Exercise input:
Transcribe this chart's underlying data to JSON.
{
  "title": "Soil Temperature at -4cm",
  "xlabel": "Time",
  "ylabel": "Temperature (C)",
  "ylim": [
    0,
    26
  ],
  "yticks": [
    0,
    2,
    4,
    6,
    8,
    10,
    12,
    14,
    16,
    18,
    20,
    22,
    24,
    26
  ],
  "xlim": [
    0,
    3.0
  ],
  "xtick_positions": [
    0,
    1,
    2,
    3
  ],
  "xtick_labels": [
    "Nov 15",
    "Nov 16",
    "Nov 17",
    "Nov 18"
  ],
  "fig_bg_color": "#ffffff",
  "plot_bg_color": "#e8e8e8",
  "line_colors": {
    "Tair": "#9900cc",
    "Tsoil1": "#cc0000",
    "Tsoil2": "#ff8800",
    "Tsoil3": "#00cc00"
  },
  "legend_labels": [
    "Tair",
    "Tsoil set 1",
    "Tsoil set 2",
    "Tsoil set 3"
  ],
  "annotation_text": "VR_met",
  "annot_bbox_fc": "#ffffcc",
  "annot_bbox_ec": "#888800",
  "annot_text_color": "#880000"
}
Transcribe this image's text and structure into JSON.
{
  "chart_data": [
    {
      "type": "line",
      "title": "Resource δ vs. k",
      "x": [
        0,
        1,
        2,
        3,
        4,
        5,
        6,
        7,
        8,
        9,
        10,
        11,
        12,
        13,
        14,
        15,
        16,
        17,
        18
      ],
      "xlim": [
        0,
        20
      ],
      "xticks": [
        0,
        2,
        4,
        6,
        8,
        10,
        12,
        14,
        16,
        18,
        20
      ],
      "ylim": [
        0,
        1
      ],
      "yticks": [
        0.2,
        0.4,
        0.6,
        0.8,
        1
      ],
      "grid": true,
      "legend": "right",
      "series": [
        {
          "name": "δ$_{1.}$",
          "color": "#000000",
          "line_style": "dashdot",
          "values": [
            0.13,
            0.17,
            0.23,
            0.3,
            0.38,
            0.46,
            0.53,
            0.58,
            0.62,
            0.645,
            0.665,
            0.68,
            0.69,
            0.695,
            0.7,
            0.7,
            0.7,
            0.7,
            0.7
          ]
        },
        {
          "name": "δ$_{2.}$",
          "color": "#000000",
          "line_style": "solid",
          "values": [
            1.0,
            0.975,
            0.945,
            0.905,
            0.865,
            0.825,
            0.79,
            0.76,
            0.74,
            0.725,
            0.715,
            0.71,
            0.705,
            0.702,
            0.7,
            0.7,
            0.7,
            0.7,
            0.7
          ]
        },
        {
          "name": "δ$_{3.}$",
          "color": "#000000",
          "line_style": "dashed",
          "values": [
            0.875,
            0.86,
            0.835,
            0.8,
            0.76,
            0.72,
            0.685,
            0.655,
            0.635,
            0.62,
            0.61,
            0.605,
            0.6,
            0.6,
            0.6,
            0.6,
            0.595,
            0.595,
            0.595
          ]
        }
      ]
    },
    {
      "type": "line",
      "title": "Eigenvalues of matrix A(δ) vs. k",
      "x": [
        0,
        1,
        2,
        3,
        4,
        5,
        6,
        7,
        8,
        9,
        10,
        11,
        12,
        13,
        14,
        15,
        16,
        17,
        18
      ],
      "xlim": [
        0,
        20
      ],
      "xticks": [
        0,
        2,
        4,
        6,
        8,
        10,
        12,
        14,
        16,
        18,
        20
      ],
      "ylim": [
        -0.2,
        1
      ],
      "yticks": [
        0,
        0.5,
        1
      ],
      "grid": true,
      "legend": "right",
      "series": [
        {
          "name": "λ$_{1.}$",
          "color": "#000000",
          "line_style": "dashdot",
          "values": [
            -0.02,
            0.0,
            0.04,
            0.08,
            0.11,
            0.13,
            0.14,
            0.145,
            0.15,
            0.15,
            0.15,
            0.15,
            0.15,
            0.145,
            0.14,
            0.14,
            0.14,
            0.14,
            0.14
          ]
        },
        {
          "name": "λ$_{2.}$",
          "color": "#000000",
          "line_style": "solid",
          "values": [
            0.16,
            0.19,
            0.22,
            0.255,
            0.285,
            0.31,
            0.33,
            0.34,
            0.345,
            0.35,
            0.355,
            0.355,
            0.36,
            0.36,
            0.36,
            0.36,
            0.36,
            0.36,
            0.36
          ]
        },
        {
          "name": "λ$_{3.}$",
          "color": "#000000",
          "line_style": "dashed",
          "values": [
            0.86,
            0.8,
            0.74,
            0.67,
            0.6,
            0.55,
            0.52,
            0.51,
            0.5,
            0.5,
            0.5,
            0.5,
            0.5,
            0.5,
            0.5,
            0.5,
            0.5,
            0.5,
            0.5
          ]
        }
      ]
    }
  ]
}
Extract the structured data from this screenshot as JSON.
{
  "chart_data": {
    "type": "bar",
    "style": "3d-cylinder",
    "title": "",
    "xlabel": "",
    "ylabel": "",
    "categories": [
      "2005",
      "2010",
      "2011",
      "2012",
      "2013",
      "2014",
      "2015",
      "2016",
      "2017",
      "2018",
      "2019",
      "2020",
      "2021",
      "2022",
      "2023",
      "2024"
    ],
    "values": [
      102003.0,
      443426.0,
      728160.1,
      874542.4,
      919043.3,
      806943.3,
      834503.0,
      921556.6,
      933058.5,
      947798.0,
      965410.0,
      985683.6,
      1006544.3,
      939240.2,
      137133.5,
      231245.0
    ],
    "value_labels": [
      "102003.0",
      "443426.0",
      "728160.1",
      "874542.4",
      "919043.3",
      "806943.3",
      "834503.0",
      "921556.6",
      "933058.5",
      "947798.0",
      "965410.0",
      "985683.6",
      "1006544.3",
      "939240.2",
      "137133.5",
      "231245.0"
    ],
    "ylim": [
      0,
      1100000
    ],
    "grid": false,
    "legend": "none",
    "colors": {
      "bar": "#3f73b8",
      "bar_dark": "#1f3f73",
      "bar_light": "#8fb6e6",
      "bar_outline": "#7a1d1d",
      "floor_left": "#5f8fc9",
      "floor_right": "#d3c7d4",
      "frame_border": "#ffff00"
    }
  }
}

Aim of the exercise:
Write out the entries above once more, without altering anything.

Written reply:
Transcribe this chart's underlying data to JSON.
{
  "title": "Soil Temperature at -4cm",
  "xlabel": "Time",
  "ylabel": "Temperature (C)",
  "ylim": [
    0,
    26
  ],
  "yticks": [
    0,
    2,
    4,
    6,
    8,
    10,
    12,
    14,
    16,
    18,
    20,
    22,
    24,
    26
  ],
  "xlim": [
    0,
    3.0
  ],
  "xtick_positions": [
    0,
    1,
    2,
    3
  ],
  "xtick_labels": [
    "Nov 15",
    "Nov 16",
    "Nov 17",
    "Nov 18"
  ],
  "fig_bg_color": "#ffffff",
  "plot_bg_color": "#e8e8e8",
  "line_colors": {
    "Tair": "#9900cc",
    "Tsoil1": "#cc0000",
    "Tsoil2": "#ff8800",
    "Tsoil3": "#00cc00"
  },
  "legend_labels": [
    "Tair",
    "Tsoil set 1",
    "Tsoil set 2",
    "Tsoil set 3"
  ],
  "annotation_text": "VR_met",
  "annot_bbox_fc": "#ffffcc",
  "annot_bbox_ec": "#888800",
  "annot_text_color": "#880000"
}
Transcribe this image's text and structure into JSON.
{
  "chart_data": [
    {
      "type": "line",
      "title": "Resource δ vs. k",
      "x": [
        0,
        1,
        2,
        3,
        4,
        5,
        6,
        7,
        8,
        9,
        10,
        11,
        12,
        13,
        14,
        15,
        16,
        17,
        18
      ],
      "xlim": [
        0,
        20
      ],
      "xticks": [
        0,
        2,
        4,
        6,
        8,
        10,
        12,
        14,
        16,
        18,
        20
      ],
      "ylim": [
        0,
        1
      ],
      "yticks": [
        0.2,
        0.4,
        0.6,
        0.8,
        1
      ],
      "grid": true,
      "legend": "right",
      "series": [
        {
          "name": "δ$_{1.}$",
          "color": "#000000",
          "line_style": "dashdot",
          "values": [
            0.13,
            0.17,
            0.23,
            0.3,
            0.38,
            0.46,
            0.53,
            0.58,
            0.62,
            0.645,
            0.665,
            0.68,
            0.69,
            0.695,
            0.7,
            0.7,
            0.7,
            0.7,
            0.7
          ]
        },
        {
          "name": "δ$_{2.}$",
          "color": "#000000",
          "line_style": "solid",
          "values": [
            1.0,
            0.975,
            0.945,
            0.905,
            0.865,
            0.825,
            0.79,
            0.76,
            0.74,
            0.725,
            0.715,
            0.71,
            0.705,
            0.702,
            0.7,
            0.7,
            0.7,
            0.7,
            0.7
          ]
        },
        {
          "name": "δ$_{3.}$",
          "color": "#000000",
          "line_style": "dashed",
          "values": [
            0.875,
            0.86,
            0.835,
            0.8,
            0.76,
            0.72,
            0.685,
            0.655,
            0.635,
            0.62,
            0.61,
            0.605,
            0.6,
            0.6,
            0.6,
            0.6,
            0.595,
            0.595,
            0.595
          ]
        }
      ]
    },
    {
      "type": "line",
      "title": "Eigenvalues of matrix A(δ) vs. k",
      "x": [
        0,
        1,
        2,
        3,
        4,
        5,
        6,
        7,
        8,
        9,
        10,
        11,
        12,
        13,
        14,
        15,
        16,
        17,
        18
      ],
      "xlim": [
        0,
        20
      ],
      "xticks": [
        0,
        2,
        4,
        6,
        8,
        10,
        12,
        14,
        16,
        18,
        20
      ],
      "ylim": [
        -0.2,
        1
      ],
      "yticks": [
        0,
        0.5,
        1
      ],
      "grid": true,
      "legend": "right",
      "series": [
        {
          "name": "λ$_{1.}$",
          "color": "#000000",
          "line_style": "dashdot",
          "values": [
            -0.02,
            0.0,
            0.04,
            0.08,
            0.11,
            0.13,
            0.14,
            0.145,
            0.15,
            0.15,
            0.15,
            0.15,
            0.15,
            0.145,
            0.14,
            0.14,
            0.14,
            0.14,
            0.14
          ]
        },
        {
          "name": "λ$_{2.}$",
          "color": "#000000",
          "line_style": "solid",
          "values": [
            0.16,
            0.19,
            0.22,
            0.255,
            0.285,
            0.31,
            0.33,
            0.34,
            0.345,
            0.35,
            0.355,
            0.355,
            0.36,
            0.36,
            0.36,
            0.36,
            0.36,
            0.36,
            0.36
          ]
        },
        {
          "name": "λ$_{3.}$",
          "color": "#000000",
          "line_style": "dashed",
          "values": [
            0.86,
            0.8,
            0.74,
            0.67,
            0.6,
            0.55,
            0.52,
            0.51,
            0.5,
            0.5,
            0.5,
            0.5,
            0.5,
            0.5,
            0.5,
            0.5,
            0.5,
            0.5,
            0.5
          ]
        }
      ]
    }
  ]
}
Extract the structured data from this screenshot as JSON.
{
  "chart_data": {
    "type": "bar",
    "style": "3d-cylinder",
    "title": "",
    "xlabel": "",
    "ylabel": "",
    "categories": [
      "2005",
      "2010",
      "2011",
      "2012",
      "2013",
      "2014",
      "2015",
      "2016",
      "2017",
      "2018",
      "2019",
      "2020",
      "2021",
      "2022",
      "2023",
      "2024"
    ],
    "values": [
      102003.0,
      443426.0,
      728160.1,
      874542.4,
      919043.3,
      806943.3,
      834503.0,
      921556.6,
      933058.5,
      947798.0,
      965410.0,
      985683.6,
      1006544.3,
      939240.2,
      137133.5,
      231245.0
    ],
    "value_labels": [
      "102003.0",
      "443426.0",
      "728160.1",
      "874542.4",
      "919043.3",
      "806943.3",
      "834503.0",
      "921556.6",
      "933058.5",
      "947798.0",
      "965410.0",
      "985683.6",
      "1006544.3",
      "939240.2",
      "137133.5",
      "231245.0"
    ],
    "ylim": [
      0,
      1100000
    ],
    "grid": false,
    "legend": "none",
    "colors": {
      "bar": "#3f73b8",
      "bar_dark": "#1f3f73",
      "bar_light": "#8fb6e6",
      "bar_outline": "#7a1d1d",
      "floor_left": "#5f8fc9",
      "floor_right": "#d3c7d4",
      "frame_border": "#ffff00"
    }
  }
}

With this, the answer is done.